Your answer should be one number: how many lines of the data include the string "FUSE"?

— start —

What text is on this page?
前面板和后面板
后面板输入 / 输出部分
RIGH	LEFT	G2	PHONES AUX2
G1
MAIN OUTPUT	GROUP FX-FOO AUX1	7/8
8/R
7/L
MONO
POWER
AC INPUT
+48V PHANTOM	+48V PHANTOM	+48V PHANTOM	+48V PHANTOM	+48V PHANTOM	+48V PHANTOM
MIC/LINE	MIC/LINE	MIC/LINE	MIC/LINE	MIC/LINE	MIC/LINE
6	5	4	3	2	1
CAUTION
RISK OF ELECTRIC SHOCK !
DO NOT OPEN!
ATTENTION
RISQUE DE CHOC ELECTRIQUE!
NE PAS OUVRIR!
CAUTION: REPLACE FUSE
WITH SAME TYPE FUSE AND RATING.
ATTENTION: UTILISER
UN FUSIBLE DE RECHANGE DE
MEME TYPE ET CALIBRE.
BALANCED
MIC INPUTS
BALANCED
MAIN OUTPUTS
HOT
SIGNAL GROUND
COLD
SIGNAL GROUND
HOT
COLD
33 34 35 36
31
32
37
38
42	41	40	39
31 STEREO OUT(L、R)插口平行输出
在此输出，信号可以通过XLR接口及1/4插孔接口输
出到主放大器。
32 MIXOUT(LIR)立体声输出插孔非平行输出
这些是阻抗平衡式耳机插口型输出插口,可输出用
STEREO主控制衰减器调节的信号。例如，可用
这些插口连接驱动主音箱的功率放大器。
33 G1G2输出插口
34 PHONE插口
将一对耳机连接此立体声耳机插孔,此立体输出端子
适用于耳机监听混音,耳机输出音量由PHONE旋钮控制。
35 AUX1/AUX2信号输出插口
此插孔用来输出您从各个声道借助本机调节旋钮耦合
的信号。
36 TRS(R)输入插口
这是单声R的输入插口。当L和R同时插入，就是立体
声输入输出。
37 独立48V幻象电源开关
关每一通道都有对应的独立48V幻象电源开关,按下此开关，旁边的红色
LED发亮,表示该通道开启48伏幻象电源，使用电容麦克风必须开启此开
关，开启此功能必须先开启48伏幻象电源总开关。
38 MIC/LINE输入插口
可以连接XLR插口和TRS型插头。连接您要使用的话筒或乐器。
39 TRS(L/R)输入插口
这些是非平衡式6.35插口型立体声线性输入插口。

— end —
— start —

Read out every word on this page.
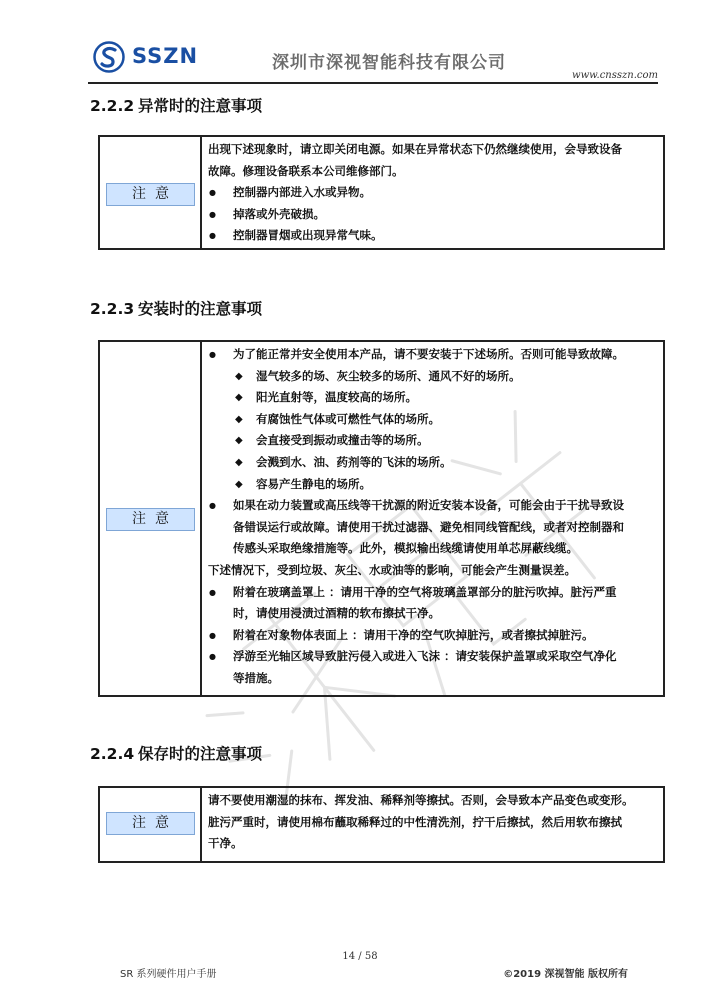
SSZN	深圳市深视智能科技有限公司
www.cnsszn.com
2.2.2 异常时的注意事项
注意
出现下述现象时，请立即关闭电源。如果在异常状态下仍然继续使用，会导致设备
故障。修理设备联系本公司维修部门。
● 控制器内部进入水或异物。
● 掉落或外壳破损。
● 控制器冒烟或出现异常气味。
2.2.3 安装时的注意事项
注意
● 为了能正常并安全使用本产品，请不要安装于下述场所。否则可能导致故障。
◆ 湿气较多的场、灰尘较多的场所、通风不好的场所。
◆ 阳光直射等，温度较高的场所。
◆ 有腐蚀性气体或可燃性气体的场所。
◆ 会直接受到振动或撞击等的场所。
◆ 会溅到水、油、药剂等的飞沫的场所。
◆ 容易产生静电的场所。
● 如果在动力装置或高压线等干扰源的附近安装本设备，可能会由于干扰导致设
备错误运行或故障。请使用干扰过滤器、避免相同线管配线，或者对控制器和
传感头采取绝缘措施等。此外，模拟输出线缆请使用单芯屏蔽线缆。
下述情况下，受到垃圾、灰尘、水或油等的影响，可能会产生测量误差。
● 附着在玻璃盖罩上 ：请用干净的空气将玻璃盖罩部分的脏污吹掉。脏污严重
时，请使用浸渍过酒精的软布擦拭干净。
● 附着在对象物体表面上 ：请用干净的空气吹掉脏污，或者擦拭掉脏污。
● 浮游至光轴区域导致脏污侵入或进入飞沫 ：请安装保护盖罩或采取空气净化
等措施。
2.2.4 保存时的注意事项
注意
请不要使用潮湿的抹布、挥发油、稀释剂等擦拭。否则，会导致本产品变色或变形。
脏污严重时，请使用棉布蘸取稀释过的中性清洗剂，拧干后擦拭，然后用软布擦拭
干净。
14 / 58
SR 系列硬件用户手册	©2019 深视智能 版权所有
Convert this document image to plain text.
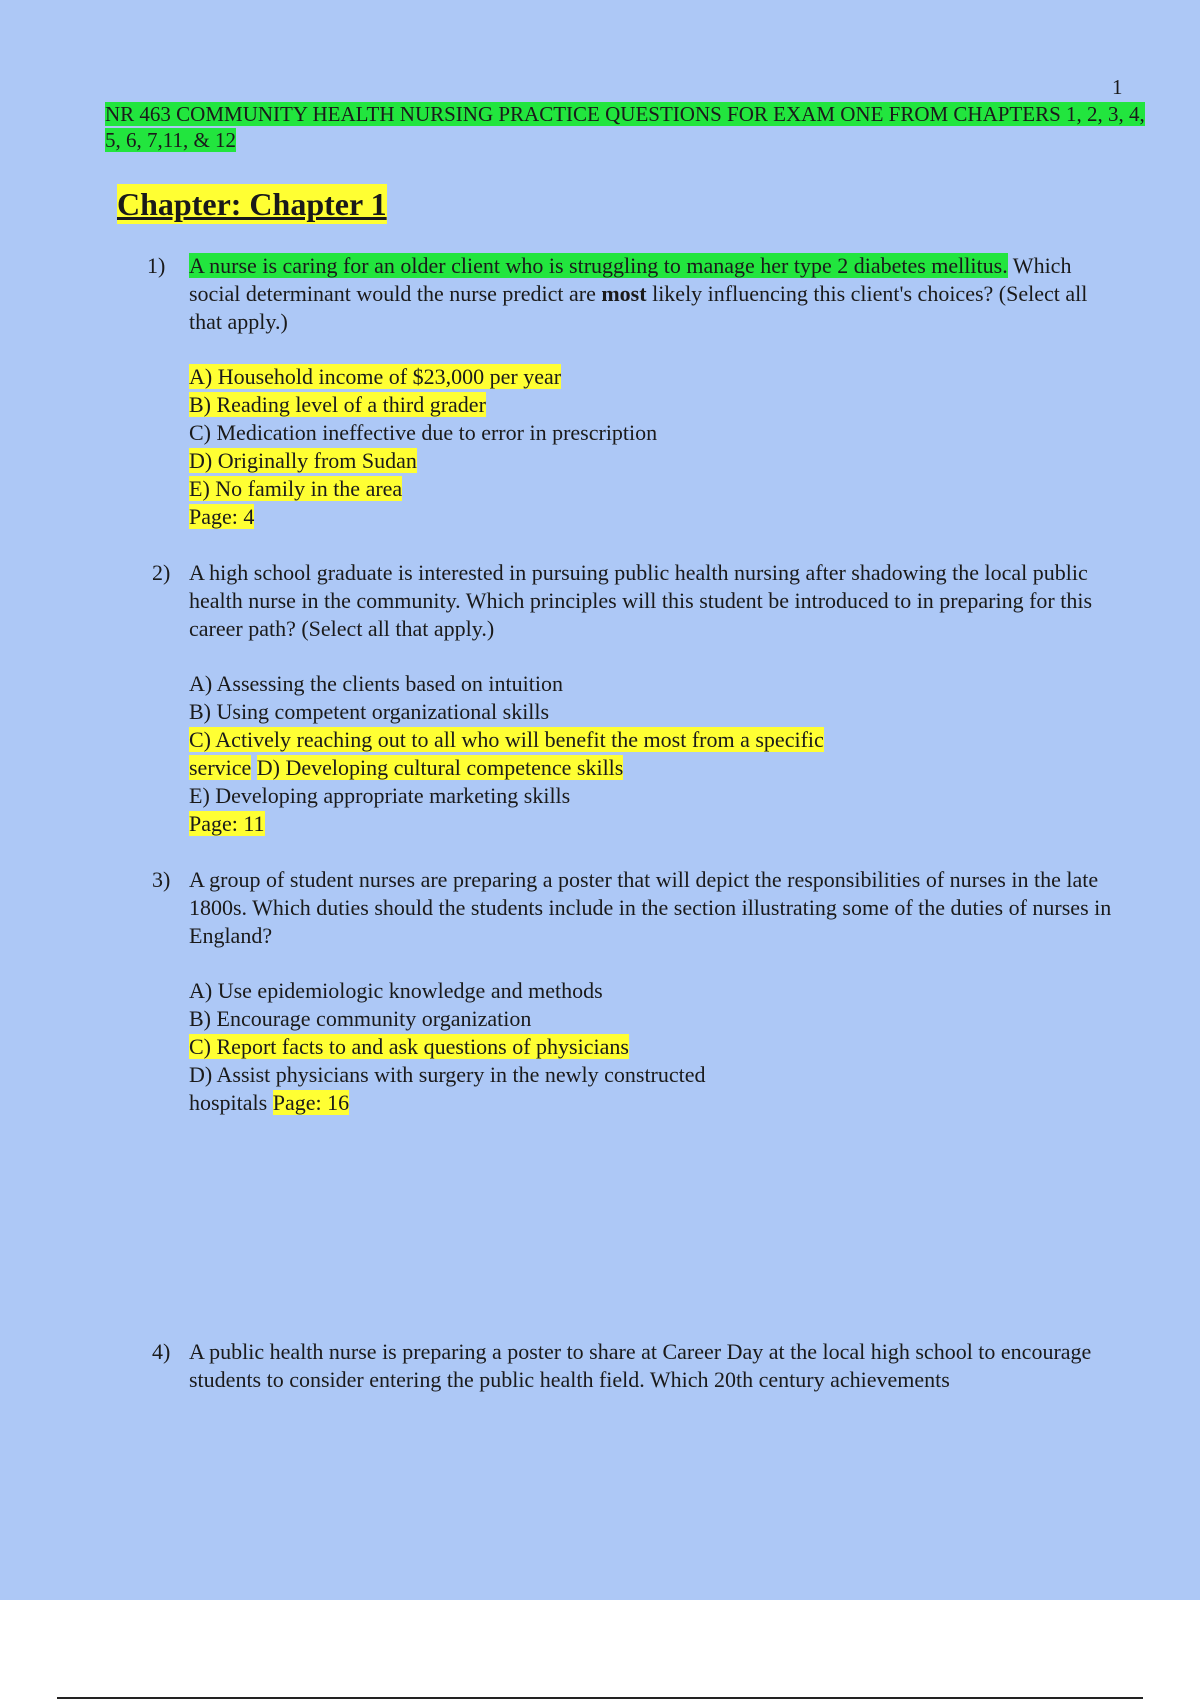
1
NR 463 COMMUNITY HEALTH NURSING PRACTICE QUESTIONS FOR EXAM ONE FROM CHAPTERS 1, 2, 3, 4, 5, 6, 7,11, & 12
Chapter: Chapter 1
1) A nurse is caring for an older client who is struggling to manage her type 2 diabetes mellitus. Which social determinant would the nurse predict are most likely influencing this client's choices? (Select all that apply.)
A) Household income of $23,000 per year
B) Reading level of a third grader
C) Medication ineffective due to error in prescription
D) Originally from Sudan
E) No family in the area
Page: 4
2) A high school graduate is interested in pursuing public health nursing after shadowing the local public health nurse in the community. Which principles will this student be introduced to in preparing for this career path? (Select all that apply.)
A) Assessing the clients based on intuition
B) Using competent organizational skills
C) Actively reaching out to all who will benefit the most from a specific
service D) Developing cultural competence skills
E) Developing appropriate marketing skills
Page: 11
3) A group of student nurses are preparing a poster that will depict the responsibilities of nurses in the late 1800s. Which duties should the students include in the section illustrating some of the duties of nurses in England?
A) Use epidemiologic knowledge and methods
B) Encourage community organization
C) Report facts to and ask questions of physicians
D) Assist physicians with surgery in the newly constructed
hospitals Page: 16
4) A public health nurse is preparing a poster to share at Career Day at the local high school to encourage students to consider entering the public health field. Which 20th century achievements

— end —

Task result
2